··· ENTRIES
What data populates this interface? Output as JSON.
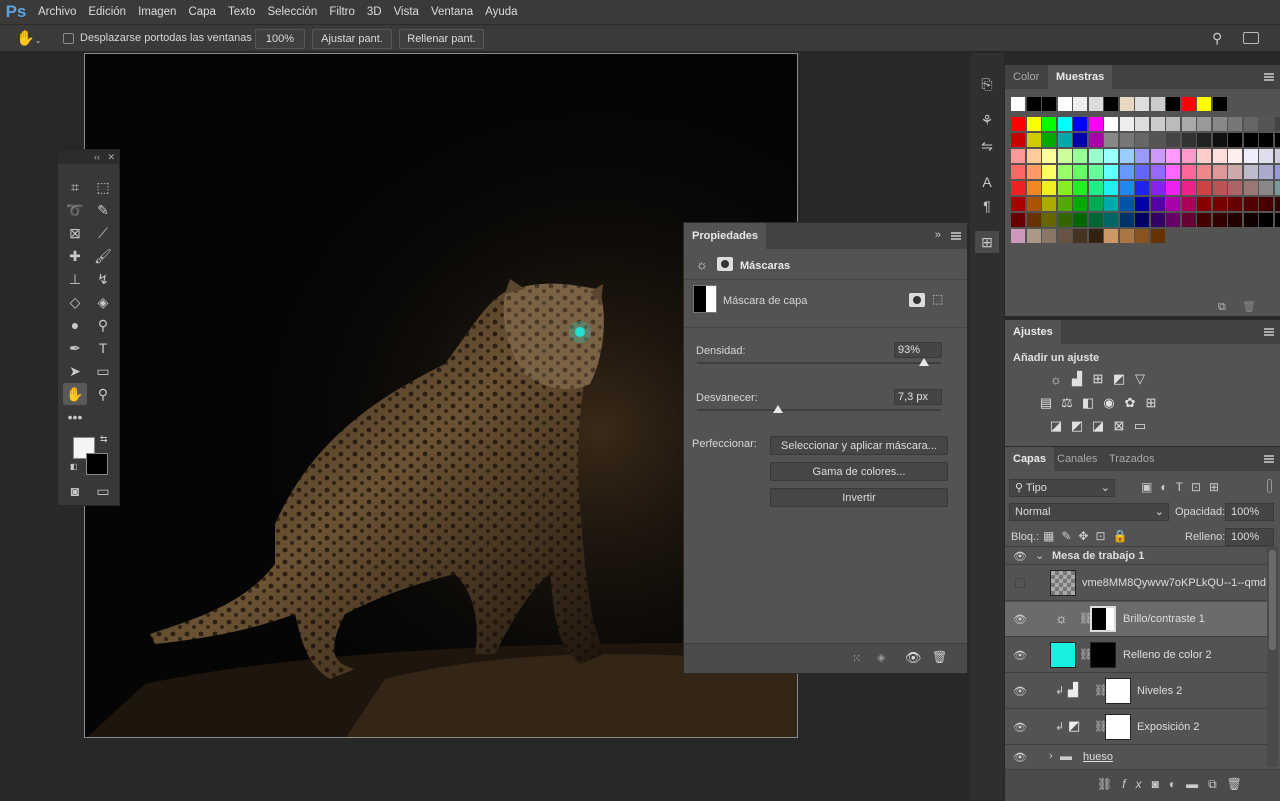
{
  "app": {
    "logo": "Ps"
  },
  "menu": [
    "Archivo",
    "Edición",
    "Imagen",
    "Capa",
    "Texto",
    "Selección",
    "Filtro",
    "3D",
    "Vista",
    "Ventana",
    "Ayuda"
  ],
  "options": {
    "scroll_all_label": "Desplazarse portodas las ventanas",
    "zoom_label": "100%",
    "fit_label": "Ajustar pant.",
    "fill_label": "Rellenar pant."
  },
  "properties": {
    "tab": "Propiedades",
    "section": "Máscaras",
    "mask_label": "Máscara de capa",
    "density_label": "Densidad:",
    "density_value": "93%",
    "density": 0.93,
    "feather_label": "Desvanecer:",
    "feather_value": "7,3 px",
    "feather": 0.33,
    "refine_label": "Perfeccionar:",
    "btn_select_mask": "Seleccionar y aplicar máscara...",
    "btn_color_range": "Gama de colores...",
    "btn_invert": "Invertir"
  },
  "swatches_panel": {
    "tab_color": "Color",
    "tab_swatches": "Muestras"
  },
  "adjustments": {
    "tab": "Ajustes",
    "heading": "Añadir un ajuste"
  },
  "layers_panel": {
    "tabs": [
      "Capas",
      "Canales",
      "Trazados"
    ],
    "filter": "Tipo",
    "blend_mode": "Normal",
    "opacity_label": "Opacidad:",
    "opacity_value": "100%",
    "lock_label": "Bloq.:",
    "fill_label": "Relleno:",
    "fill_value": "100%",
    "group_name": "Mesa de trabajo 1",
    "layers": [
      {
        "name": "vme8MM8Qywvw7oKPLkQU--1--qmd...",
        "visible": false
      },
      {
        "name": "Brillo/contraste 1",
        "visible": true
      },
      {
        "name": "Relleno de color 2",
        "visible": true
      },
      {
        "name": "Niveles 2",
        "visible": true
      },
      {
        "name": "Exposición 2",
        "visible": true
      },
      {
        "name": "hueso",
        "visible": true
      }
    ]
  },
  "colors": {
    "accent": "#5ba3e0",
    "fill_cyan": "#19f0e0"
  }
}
······
··· ENTRIES
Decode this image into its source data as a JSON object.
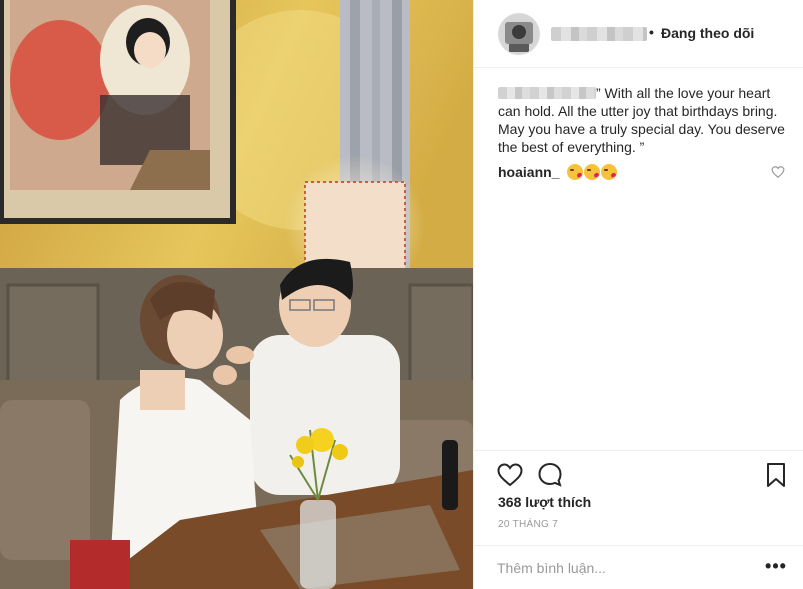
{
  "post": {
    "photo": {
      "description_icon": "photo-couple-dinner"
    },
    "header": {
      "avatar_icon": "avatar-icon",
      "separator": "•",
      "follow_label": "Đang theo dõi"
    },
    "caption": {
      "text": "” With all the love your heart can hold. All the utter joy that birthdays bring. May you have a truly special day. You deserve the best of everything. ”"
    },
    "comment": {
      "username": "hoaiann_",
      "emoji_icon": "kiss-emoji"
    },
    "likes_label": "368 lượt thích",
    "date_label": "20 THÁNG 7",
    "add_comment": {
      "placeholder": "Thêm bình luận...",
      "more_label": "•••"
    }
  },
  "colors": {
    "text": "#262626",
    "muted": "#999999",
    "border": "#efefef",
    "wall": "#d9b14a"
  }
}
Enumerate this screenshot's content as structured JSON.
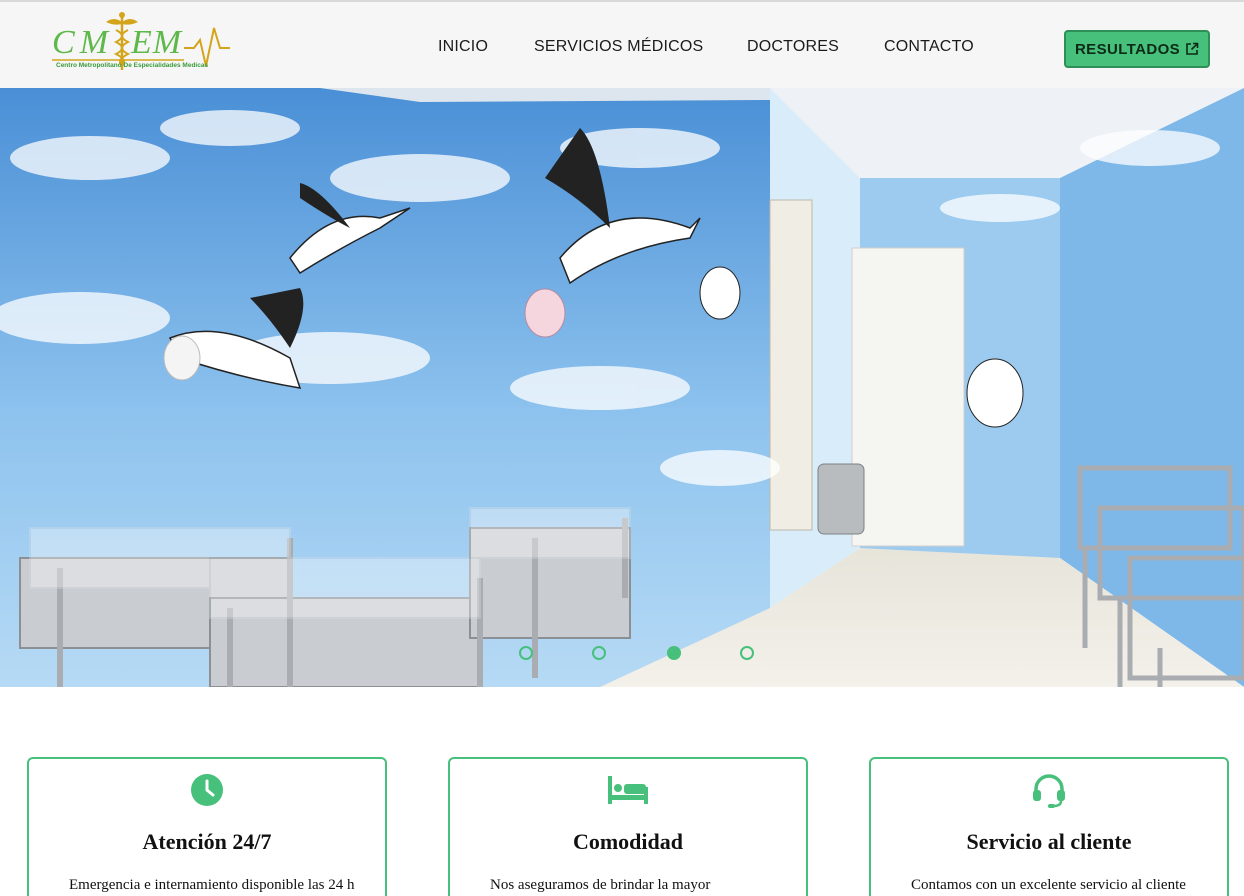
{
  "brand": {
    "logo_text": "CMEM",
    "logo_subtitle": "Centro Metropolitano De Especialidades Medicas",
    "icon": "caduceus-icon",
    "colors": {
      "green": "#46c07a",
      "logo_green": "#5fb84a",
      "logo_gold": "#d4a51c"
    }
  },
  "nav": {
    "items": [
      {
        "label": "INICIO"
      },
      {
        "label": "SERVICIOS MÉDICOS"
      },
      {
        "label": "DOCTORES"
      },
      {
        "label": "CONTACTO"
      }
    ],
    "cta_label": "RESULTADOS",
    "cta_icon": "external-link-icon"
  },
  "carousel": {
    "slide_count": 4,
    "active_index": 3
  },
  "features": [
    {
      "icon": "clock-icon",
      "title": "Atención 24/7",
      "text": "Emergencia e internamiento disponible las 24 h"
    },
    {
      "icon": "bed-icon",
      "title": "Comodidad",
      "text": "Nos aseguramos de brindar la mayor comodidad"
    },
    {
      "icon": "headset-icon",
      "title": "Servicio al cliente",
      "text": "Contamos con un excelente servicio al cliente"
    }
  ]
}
······
··· ENTRIES
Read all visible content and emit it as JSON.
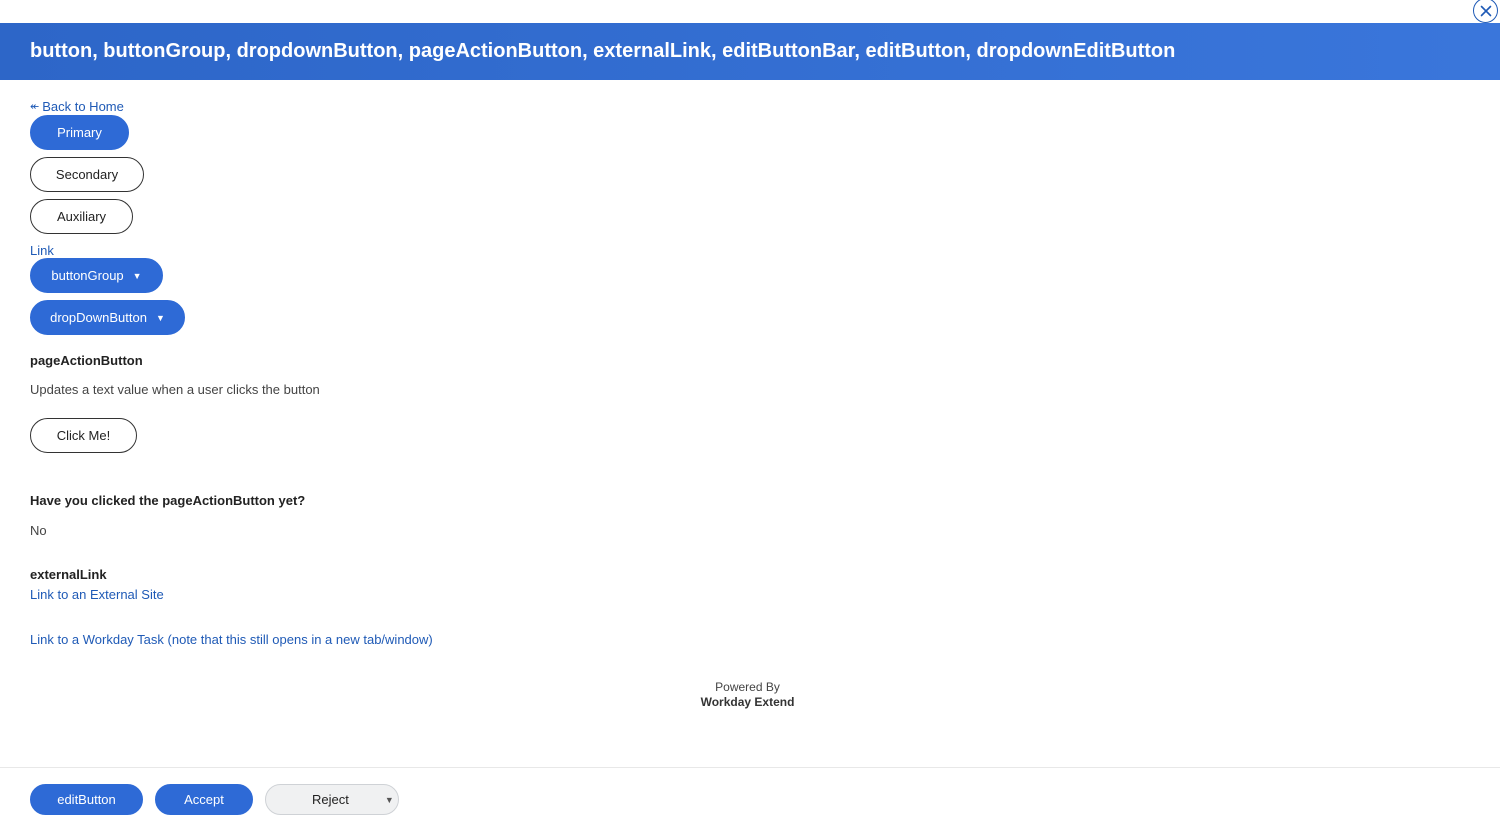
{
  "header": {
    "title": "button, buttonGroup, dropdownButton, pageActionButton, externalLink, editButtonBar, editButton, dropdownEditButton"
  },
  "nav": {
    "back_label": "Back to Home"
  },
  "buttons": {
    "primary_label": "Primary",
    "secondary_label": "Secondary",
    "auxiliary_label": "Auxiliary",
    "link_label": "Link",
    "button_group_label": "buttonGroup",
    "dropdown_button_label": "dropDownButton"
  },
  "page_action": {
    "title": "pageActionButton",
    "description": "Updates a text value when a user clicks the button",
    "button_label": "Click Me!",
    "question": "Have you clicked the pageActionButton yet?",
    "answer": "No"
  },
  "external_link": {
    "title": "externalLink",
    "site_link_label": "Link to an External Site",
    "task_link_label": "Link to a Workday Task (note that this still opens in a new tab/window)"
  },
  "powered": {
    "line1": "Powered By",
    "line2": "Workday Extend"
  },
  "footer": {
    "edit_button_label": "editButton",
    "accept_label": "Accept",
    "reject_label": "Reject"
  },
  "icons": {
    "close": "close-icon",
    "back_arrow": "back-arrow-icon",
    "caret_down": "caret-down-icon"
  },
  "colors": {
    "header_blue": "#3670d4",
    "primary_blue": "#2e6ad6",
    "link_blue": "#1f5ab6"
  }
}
······
WHAT THIS TASK INVOLVES = From the data above, gather every line that includes the word "pageActionButton".

ANSWER IN FULL =
    "title": "button, buttonGroup, dropdownButton, pageActionButton, externalLink, editButtonBar, editButton, dropdownEditButton"
    "title": "pageActionButton",
    "question": "Have you clicked the pageActionButton yet?",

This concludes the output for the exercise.